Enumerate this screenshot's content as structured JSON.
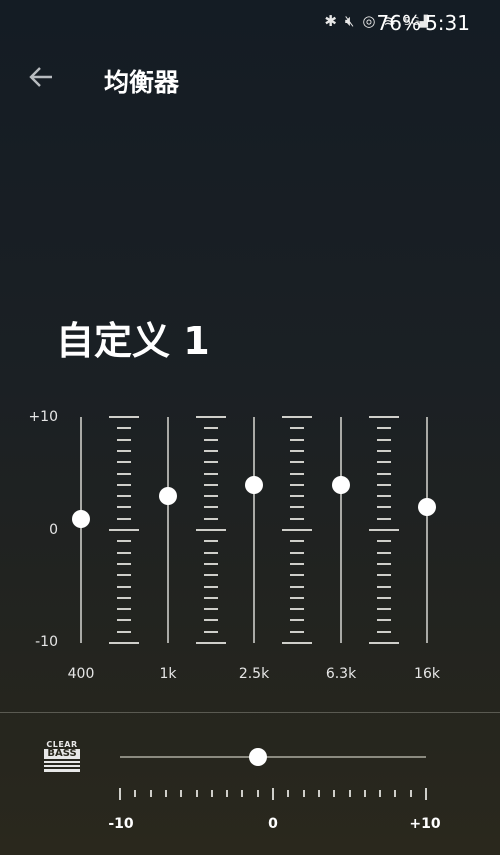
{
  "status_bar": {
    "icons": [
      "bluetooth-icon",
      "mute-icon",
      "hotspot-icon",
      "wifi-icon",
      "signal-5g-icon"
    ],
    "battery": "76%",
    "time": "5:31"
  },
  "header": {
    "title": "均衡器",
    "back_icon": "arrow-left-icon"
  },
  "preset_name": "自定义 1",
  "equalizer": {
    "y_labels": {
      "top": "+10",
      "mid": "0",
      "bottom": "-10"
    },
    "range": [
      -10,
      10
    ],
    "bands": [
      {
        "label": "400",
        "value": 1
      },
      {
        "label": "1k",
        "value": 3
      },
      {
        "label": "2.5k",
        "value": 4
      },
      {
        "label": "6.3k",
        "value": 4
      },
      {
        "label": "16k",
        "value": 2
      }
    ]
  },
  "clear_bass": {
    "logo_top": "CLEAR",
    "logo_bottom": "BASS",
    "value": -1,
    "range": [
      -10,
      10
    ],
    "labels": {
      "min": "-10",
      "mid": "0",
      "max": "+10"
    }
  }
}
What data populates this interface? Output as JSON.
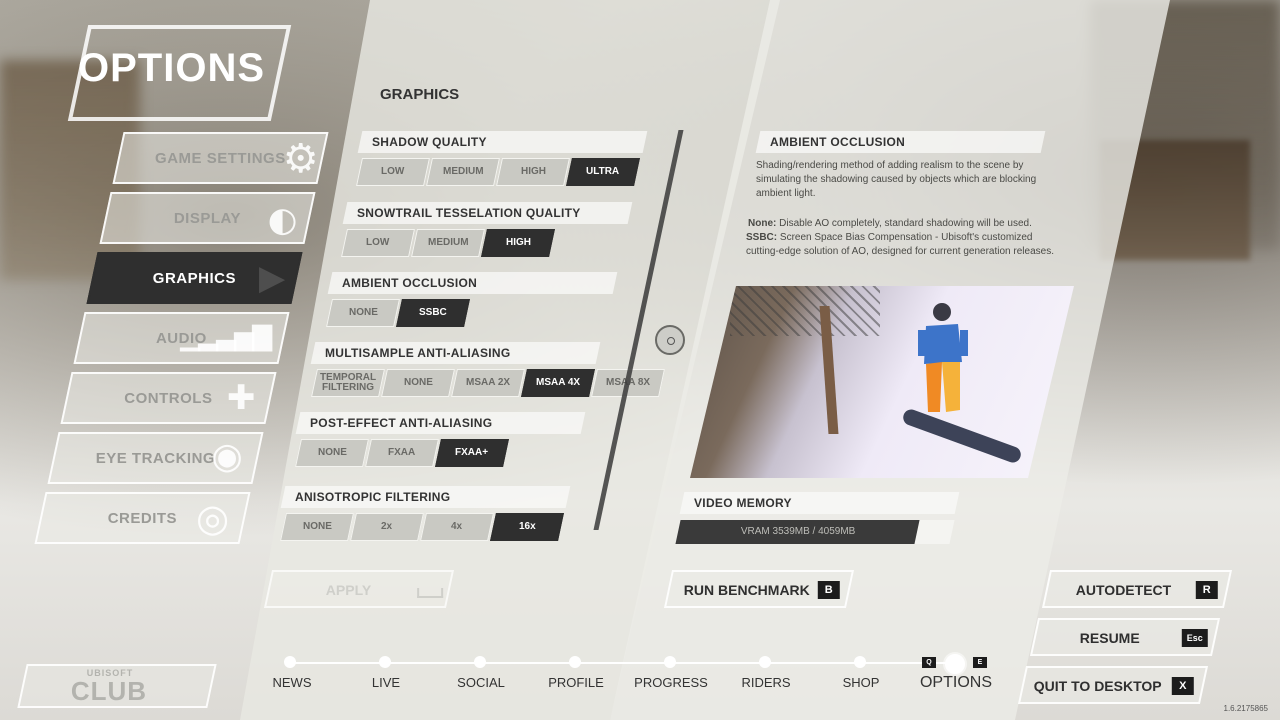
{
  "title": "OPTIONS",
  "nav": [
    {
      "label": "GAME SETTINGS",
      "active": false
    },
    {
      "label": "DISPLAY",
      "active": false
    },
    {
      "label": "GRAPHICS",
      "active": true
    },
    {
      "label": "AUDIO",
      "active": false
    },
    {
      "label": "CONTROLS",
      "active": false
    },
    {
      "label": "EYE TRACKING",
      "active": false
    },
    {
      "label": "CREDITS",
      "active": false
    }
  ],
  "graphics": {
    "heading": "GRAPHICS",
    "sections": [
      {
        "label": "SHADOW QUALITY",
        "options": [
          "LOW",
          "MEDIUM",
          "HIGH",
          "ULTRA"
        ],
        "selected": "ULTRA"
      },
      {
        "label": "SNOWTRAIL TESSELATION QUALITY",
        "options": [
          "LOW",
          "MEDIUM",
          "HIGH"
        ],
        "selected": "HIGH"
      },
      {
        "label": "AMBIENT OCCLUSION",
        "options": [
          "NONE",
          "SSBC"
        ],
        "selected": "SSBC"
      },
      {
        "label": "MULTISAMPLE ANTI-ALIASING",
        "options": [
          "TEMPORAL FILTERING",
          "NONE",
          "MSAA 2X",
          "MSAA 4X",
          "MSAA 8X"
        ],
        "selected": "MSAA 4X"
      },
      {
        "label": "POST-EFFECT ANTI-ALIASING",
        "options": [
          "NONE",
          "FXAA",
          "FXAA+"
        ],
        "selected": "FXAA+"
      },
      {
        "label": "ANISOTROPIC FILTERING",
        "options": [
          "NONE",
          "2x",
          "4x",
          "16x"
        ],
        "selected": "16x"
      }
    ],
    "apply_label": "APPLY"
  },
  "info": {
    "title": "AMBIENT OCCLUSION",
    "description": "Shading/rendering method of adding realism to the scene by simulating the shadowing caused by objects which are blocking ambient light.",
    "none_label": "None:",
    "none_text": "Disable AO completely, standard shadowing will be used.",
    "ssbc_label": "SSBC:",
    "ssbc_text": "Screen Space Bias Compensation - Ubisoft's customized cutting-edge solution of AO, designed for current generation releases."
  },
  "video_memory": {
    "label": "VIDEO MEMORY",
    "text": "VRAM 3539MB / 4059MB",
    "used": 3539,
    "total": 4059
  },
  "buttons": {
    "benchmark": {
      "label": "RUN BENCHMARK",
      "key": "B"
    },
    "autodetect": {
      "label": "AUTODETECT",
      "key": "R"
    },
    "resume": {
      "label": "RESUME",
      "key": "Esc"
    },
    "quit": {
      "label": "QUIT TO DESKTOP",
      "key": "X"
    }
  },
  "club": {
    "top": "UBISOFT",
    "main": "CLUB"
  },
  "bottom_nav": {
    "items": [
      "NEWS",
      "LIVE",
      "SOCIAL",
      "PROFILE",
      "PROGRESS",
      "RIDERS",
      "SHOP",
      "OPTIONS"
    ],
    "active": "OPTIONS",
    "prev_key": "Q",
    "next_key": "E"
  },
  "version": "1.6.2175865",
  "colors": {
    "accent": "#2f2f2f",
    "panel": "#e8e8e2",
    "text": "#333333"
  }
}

....

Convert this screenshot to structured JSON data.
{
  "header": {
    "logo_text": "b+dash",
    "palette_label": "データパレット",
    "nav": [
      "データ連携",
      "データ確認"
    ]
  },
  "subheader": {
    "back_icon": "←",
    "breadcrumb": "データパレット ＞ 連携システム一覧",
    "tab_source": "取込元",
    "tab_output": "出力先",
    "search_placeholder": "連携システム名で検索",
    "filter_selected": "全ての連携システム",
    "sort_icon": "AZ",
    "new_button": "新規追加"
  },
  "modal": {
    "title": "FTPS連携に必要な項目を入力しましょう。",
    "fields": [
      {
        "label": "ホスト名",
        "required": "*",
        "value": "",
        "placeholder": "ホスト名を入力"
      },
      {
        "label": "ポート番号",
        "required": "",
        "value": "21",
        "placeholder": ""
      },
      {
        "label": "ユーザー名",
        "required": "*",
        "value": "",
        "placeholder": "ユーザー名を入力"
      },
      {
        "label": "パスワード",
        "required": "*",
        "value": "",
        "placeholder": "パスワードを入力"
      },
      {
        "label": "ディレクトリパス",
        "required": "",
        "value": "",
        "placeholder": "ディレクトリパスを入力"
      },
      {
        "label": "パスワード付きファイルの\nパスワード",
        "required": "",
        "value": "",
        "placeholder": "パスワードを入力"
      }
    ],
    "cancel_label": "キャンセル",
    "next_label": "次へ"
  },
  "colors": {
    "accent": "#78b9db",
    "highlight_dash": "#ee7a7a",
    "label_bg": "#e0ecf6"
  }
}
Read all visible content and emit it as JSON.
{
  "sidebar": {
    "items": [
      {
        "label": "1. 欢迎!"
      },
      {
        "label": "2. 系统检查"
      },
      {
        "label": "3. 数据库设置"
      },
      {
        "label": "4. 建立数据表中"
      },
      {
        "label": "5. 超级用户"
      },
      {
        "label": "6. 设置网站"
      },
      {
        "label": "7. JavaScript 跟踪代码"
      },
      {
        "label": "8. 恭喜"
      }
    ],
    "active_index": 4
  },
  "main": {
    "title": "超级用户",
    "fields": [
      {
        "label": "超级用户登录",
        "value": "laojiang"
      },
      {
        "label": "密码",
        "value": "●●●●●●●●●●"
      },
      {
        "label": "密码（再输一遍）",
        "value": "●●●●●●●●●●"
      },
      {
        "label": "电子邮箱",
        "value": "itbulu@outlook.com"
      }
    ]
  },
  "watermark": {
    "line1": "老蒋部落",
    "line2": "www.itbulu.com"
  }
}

....

**Set problem**:
Give only the number of lines in the preceding material that contain the string "JSON".

**Answer**:
4